Write out every entry, unchanged. Skip any picture.

Items from a dataset:
◇ ◇ ◇ ◇ ◇

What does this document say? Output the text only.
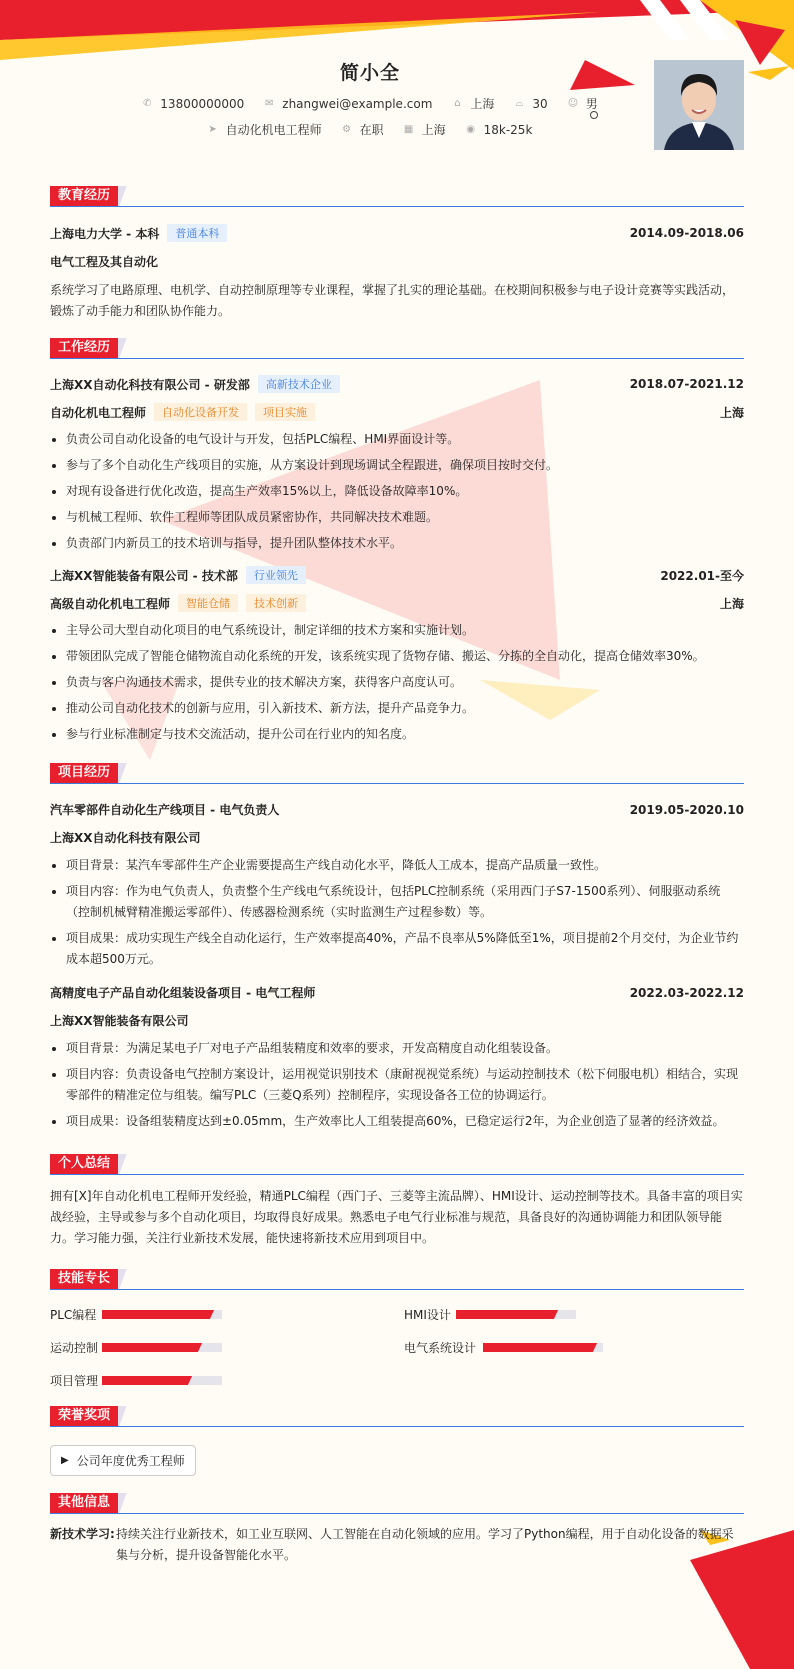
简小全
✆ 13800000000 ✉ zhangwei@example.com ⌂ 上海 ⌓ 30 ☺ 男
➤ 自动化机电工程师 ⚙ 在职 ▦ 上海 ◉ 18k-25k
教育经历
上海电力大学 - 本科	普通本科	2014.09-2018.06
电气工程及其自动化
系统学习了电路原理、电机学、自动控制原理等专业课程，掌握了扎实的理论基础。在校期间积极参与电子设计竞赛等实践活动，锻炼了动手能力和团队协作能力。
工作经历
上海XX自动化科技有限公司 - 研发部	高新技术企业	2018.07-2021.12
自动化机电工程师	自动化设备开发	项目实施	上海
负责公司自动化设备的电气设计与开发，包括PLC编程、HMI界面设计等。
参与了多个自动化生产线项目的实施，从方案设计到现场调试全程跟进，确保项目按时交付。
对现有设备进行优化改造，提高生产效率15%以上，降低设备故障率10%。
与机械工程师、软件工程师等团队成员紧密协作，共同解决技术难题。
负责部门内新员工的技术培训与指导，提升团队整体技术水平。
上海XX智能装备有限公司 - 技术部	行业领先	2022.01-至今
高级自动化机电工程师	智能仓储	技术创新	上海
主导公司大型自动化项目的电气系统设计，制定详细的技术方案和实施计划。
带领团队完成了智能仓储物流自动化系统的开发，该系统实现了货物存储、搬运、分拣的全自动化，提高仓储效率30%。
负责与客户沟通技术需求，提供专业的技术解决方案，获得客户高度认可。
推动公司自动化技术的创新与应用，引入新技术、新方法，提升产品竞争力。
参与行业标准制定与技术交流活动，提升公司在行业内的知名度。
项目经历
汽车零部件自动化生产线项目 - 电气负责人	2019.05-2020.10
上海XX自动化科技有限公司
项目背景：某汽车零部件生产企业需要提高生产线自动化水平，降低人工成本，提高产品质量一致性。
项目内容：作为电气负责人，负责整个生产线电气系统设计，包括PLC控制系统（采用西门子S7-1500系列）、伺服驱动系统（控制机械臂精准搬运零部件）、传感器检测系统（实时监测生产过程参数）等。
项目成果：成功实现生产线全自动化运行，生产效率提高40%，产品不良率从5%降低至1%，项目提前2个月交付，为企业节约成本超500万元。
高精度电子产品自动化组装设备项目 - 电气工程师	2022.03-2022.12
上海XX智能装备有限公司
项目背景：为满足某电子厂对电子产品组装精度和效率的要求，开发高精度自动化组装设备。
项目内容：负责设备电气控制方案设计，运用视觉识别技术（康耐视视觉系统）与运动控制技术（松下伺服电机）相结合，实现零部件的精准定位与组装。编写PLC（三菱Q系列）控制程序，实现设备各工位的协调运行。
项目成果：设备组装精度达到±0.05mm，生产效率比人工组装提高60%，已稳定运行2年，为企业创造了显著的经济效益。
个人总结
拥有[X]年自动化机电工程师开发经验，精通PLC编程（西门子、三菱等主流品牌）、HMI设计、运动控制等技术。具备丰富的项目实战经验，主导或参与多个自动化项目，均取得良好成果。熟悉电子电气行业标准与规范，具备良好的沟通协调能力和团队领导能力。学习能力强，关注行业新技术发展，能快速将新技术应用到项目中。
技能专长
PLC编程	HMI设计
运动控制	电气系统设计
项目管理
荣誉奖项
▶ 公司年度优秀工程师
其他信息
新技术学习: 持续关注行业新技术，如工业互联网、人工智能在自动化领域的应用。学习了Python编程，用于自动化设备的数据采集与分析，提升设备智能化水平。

◇ ◇ ◇ ◇ ◇

= SOLUTION TO THIS EXERCISE =
What does this document say? Output the text only.
简小全
✆ 13800000000 ✉ zhangwei@example.com ⌂ 上海 ⌓ 30 ☺ 男
➤ 自动化机电工程师 ⚙ 在职 ▦ 上海 ◉ 18k-25k
教育经历
上海电力大学 - 本科	普通本科	2014.09-2018.06
电气工程及其自动化
系统学习了电路原理、电机学、自动控制原理等专业课程，掌握了扎实的理论基础。在校期间积极参与电子设计竞赛等实践活动，锻炼了动手能力和团队协作能力。
工作经历
上海XX自动化科技有限公司 - 研发部	高新技术企业	2018.07-2021.12
自动化机电工程师	自动化设备开发	项目实施	上海
负责公司自动化设备的电气设计与开发，包括PLC编程、HMI界面设计等。
参与了多个自动化生产线项目的实施，从方案设计到现场调试全程跟进，确保项目按时交付。
对现有设备进行优化改造，提高生产效率15%以上，降低设备故障率10%。
与机械工程师、软件工程师等团队成员紧密协作，共同解决技术难题。
负责部门内新员工的技术培训与指导，提升团队整体技术水平。
上海XX智能装备有限公司 - 技术部	行业领先	2022.01-至今
高级自动化机电工程师	智能仓储	技术创新	上海
主导公司大型自动化项目的电气系统设计，制定详细的技术方案和实施计划。
带领团队完成了智能仓储物流自动化系统的开发，该系统实现了货物存储、搬运、分拣的全自动化，提高仓储效率30%。
负责与客户沟通技术需求，提供专业的技术解决方案，获得客户高度认可。
推动公司自动化技术的创新与应用，引入新技术、新方法，提升产品竞争力。
参与行业标准制定与技术交流活动，提升公司在行业内的知名度。
项目经历
汽车零部件自动化生产线项目 - 电气负责人	2019.05-2020.10
上海XX自动化科技有限公司
项目背景：某汽车零部件生产企业需要提高生产线自动化水平，降低人工成本，提高产品质量一致性。
项目内容：作为电气负责人，负责整个生产线电气系统设计，包括PLC控制系统（采用西门子S7-1500系列）、伺服驱动系统（控制机械臂精准搬运零部件）、传感器检测系统（实时监测生产过程参数）等。
项目成果：成功实现生产线全自动化运行，生产效率提高40%，产品不良率从5%降低至1%，项目提前2个月交付，为企业节约成本超500万元。
高精度电子产品自动化组装设备项目 - 电气工程师	2022.03-2022.12
上海XX智能装备有限公司
项目背景：为满足某电子厂对电子产品组装精度和效率的要求，开发高精度自动化组装设备。
项目内容：负责设备电气控制方案设计，运用视觉识别技术（康耐视视觉系统）与运动控制技术（松下伺服电机）相结合，实现零部件的精准定位与组装。编写PLC（三菱Q系列）控制程序，实现设备各工位的协调运行。
项目成果：设备组装精度达到±0.05mm，生产效率比人工组装提高60%，已稳定运行2年，为企业创造了显著的经济效益。
个人总结
拥有[X]年自动化机电工程师开发经验，精通PLC编程（西门子、三菱等主流品牌）、HMI设计、运动控制等技术。具备丰富的项目实战经验，主导或参与多个自动化项目，均取得良好成果。熟悉电子电气行业标准与规范，具备良好的沟通协调能力和团队领导能力。学习能力强，关注行业新技术发展，能快速将新技术应用到项目中。
技能专长
PLC编程	HMI设计
运动控制	电气系统设计
项目管理
荣誉奖项
▶ 公司年度优秀工程师
其他信息
新技术学习: 持续关注行业新技术，如工业互联网、人工智能在自动化领域的应用。学习了Python编程，用于自动化设备的数据采集与分析，提升设备智能化水平。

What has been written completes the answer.